[Data records]
□ □ □ □ □ □ □

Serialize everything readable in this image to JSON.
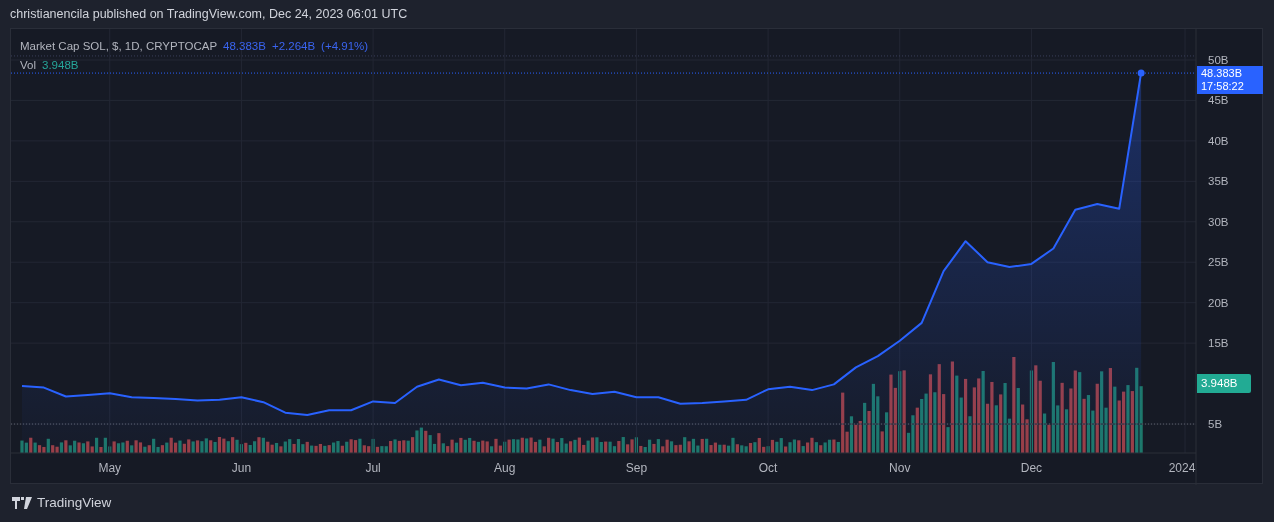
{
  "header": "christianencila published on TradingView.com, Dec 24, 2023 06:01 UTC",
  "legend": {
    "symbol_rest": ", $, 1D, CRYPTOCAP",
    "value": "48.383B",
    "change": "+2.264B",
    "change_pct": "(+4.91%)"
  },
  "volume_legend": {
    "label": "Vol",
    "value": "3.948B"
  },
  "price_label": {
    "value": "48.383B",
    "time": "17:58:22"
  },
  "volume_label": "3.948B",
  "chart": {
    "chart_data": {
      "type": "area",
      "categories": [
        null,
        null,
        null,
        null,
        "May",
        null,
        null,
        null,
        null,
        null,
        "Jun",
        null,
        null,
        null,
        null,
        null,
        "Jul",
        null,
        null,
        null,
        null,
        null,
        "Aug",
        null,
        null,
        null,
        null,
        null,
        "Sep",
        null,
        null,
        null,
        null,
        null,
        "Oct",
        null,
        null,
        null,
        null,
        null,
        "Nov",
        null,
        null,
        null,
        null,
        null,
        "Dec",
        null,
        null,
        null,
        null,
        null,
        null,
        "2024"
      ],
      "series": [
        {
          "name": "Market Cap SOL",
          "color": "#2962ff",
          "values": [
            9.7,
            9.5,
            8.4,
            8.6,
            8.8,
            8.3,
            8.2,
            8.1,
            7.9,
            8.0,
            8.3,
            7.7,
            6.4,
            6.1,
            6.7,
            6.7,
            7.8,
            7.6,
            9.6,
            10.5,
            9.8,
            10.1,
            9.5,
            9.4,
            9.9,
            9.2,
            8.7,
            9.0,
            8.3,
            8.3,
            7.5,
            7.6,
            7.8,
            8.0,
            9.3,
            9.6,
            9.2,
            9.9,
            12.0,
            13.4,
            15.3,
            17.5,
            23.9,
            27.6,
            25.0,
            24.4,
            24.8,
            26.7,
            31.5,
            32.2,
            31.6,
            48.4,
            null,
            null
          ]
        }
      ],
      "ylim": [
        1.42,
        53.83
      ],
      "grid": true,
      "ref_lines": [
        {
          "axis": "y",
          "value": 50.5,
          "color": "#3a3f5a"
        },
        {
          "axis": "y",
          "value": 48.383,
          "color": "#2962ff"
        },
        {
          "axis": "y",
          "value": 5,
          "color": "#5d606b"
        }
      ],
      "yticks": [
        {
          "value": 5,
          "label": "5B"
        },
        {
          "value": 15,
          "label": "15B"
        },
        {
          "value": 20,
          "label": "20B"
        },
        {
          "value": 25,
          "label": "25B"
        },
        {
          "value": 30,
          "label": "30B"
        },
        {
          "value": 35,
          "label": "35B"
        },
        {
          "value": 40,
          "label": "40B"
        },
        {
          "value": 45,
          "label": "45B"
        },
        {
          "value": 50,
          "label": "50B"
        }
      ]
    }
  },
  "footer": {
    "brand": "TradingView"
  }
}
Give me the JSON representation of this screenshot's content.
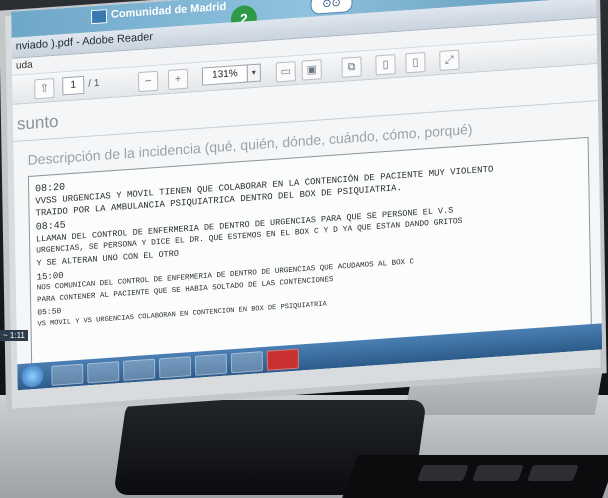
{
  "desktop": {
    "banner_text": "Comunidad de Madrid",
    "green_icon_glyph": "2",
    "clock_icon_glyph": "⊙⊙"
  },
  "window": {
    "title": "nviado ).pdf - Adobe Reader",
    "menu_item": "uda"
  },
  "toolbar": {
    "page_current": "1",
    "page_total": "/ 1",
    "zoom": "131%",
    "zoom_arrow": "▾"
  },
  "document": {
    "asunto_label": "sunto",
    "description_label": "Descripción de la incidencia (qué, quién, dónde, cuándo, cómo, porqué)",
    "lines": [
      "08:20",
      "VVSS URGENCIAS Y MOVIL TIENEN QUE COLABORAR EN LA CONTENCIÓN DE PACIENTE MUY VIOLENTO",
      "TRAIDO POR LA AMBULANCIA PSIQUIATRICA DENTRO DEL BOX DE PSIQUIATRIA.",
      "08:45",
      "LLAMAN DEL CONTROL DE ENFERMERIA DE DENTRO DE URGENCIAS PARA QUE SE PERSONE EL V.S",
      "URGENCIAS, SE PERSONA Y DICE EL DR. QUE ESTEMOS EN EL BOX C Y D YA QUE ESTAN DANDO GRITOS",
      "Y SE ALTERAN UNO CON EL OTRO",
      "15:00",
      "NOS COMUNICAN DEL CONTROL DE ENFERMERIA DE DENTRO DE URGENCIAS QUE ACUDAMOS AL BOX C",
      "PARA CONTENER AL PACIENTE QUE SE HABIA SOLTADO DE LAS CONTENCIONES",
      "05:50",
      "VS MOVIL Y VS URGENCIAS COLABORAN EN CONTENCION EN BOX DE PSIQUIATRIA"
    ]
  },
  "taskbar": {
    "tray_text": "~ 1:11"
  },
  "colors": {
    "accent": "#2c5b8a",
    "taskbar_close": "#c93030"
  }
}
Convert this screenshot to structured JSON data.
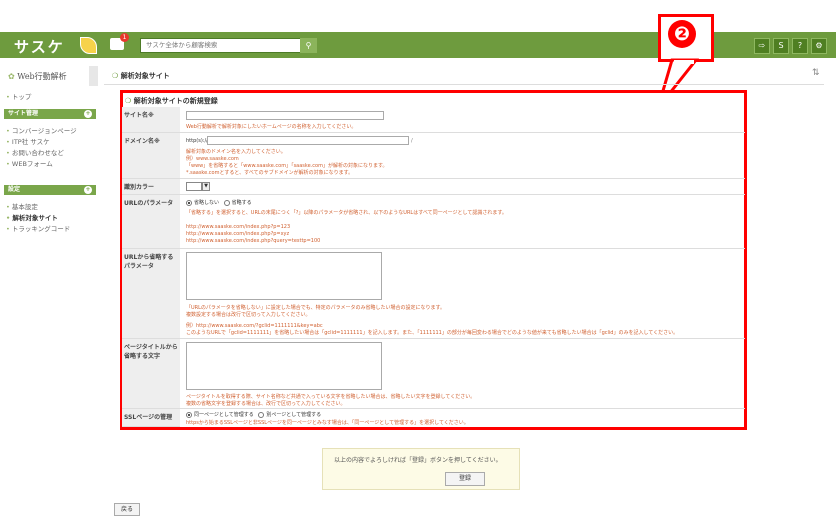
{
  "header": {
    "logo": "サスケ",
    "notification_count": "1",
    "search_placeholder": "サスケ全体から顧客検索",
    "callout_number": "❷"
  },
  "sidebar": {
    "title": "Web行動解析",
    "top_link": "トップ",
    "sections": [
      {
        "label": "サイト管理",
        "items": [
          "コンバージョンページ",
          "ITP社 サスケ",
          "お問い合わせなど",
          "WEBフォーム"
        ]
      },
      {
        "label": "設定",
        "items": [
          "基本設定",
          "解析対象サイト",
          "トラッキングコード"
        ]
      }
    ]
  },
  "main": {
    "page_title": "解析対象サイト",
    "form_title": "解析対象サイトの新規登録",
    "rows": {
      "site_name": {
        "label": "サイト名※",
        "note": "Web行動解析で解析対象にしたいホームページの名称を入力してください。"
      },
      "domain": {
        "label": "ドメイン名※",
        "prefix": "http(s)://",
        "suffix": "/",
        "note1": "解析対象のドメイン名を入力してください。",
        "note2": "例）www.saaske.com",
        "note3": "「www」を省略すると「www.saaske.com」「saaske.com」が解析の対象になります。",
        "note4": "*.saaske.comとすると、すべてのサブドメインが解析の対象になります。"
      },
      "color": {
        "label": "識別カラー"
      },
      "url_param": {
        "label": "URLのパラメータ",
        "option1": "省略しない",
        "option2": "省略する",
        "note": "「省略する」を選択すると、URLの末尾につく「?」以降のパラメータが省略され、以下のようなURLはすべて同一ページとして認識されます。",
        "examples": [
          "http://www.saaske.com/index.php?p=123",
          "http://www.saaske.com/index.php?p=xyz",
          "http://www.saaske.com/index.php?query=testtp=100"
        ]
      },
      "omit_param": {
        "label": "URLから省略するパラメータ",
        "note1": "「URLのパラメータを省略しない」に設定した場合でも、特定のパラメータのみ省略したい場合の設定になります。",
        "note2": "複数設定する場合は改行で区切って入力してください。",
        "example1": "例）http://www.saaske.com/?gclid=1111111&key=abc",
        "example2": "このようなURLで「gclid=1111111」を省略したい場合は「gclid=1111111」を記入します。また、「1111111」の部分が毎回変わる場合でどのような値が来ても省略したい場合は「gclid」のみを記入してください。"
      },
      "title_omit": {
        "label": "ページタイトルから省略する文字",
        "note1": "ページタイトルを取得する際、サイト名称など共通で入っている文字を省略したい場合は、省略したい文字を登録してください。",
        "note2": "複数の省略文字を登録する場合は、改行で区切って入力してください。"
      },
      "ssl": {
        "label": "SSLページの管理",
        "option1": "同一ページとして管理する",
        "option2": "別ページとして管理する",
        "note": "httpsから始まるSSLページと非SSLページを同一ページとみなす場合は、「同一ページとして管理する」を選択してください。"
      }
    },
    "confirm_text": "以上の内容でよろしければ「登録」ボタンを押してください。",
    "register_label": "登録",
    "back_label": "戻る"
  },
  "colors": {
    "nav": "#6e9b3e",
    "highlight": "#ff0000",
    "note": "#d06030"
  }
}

□ □ □ □ □ □ □

# Task to complete
Extract every line from the records above that contains the word "screenshot".

# Correct answer
Give me the JSON representation of this screenshot's content.
Convert this screenshot to structured JSON data.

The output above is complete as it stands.